GOAL: All of the lines below are to be transcribed faithfully, with pictures excluded from the copy.

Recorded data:
--- start ---

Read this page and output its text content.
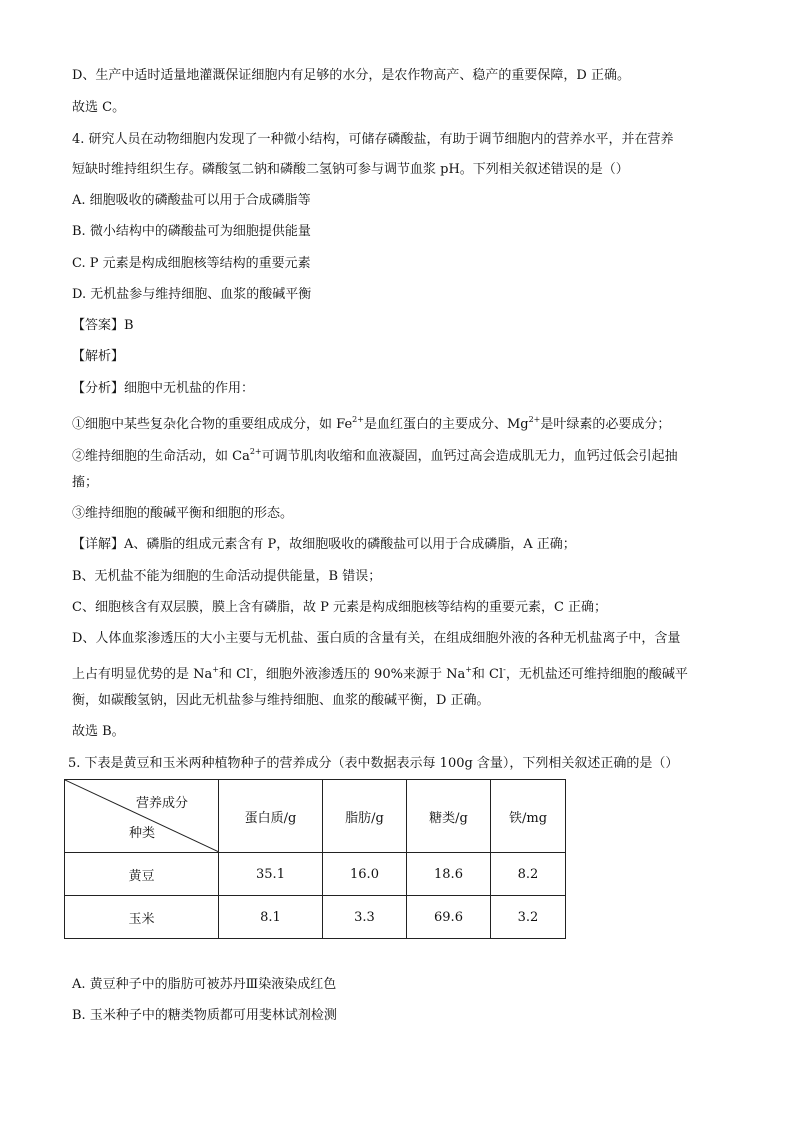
D、生产中适时适量地灌溉保证细胞内有足够的水分，是农作物高产、稳产的重要保障，D 正确。
故选 C。
4. 研究人员在动物细胞内发现了一种微小结构，可储存磷酸盐，有助于调节细胞内的营养水平，并在营养
短缺时维持组织生存。磷酸氢二钠和磷酸二氢钠可参与调节血浆 pH。下列相关叙述错误的是（）
A. 细胞吸收的磷酸盐可以用于合成磷脂等
B. 微小结构中的磷酸盐可为细胞提供能量
C. P 元素是构成细胞核等结构的重要元素
D. 无机盐参与维持细胞、血浆的酸碱平衡
【答案】B
【解析】
【分析】细胞中无机盐的作用：
①细胞中某些复杂化合物的重要组成成分，如 $Fe^{2+}$是血红蛋白的主要成分、$Mg^{2+}$是叶绿素的必要成分；
②维持细胞的生命活动，如 $Ca^{2+}$可调节肌肉收缩和血液凝固，血钙过高会造成肌无力，血钙过低会引起抽
搐；
③维持细胞的酸碱平衡和细胞的形态。
【详解】A、磷脂的组成元素含有 P，故细胞吸收的磷酸盐可以用于合成磷脂，A 正确；
B、无机盐不能为细胞的生命活动提供能量，B 错误；
C、细胞核含有双层膜，膜上含有磷脂，故 P 元素是构成细胞核等结构的重要元素，C 正确；
D、人体血浆渗透压的大小主要与无机盐、蛋白质的含量有关，在组成细胞外液的各种无机盐离子中，含量
上占有明显优势的是 Na+和 Cl-，细胞外液渗透压的 90%来源于 Na+和 Cl-，无机盐还可维持细胞的酸碱平
衡，如碳酸氢钠，因此无机盐参与维持细胞、血浆的酸碱平衡，D 正确。
故选 B。
5. 下表是黄豆和玉米两种植物种子的营养成分（表中数据表示每 100g 含量），下列相关叙述正确的是（）
营养成分
种类	蛋白质/g	脂肪/g	糖类/g	铁/mg
黄豆	35.1	16.0	18.6	8.2
玉米	8.1	3.3	69.6	3.2
A. 黄豆种子中的脂肪可被苏丹Ⅲ染液染成红色
B. 玉米种子中的糖类物质都可用斐林试剂检测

--- end ---

FINAL RESULT:
Read this page and output its text content.
D、生产中适时适量地灌溉保证细胞内有足够的水分，是农作物高产、稳产的重要保障，D 正确。
故选 C。
4. 研究人员在动物细胞内发现了一种微小结构，可储存磷酸盐，有助于调节细胞内的营养水平，并在营养
短缺时维持组织生存。磷酸氢二钠和磷酸二氢钠可参与调节血浆 pH。下列相关叙述错误的是（）
A. 细胞吸收的磷酸盐可以用于合成磷脂等
B. 微小结构中的磷酸盐可为细胞提供能量
C. P 元素是构成细胞核等结构的重要元素
D. 无机盐参与维持细胞、血浆的酸碱平衡
【答案】B
【解析】
【分析】细胞中无机盐的作用：
①细胞中某些复杂化合物的重要组成成分，如 $Fe^{2+}$是血红蛋白的主要成分、$Mg^{2+}$是叶绿素的必要成分；
②维持细胞的生命活动，如 $Ca^{2+}$可调节肌肉收缩和血液凝固，血钙过高会造成肌无力，血钙过低会引起抽
搐；
③维持细胞的酸碱平衡和细胞的形态。
【详解】A、磷脂的组成元素含有 P，故细胞吸收的磷酸盐可以用于合成磷脂，A 正确；
B、无机盐不能为细胞的生命活动提供能量，B 错误；
C、细胞核含有双层膜，膜上含有磷脂，故 P 元素是构成细胞核等结构的重要元素，C 正确；
D、人体血浆渗透压的大小主要与无机盐、蛋白质的含量有关，在组成细胞外液的各种无机盐离子中，含量
上占有明显优势的是 Na+和 Cl-，细胞外液渗透压的 90%来源于 Na+和 Cl-，无机盐还可维持细胞的酸碱平
衡，如碳酸氢钠，因此无机盐参与维持细胞、血浆的酸碱平衡，D 正确。
故选 B。
5. 下表是黄豆和玉米两种植物种子的营养成分（表中数据表示每 100g 含量），下列相关叙述正确的是（）
营养成分
种类	蛋白质/g	脂肪/g	糖类/g	铁/mg
黄豆	35.1	16.0	18.6	8.2
玉米	8.1	3.3	69.6	3.2
A. 黄豆种子中的脂肪可被苏丹Ⅲ染液染成红色
B. 玉米种子中的糖类物质都可用斐林试剂检测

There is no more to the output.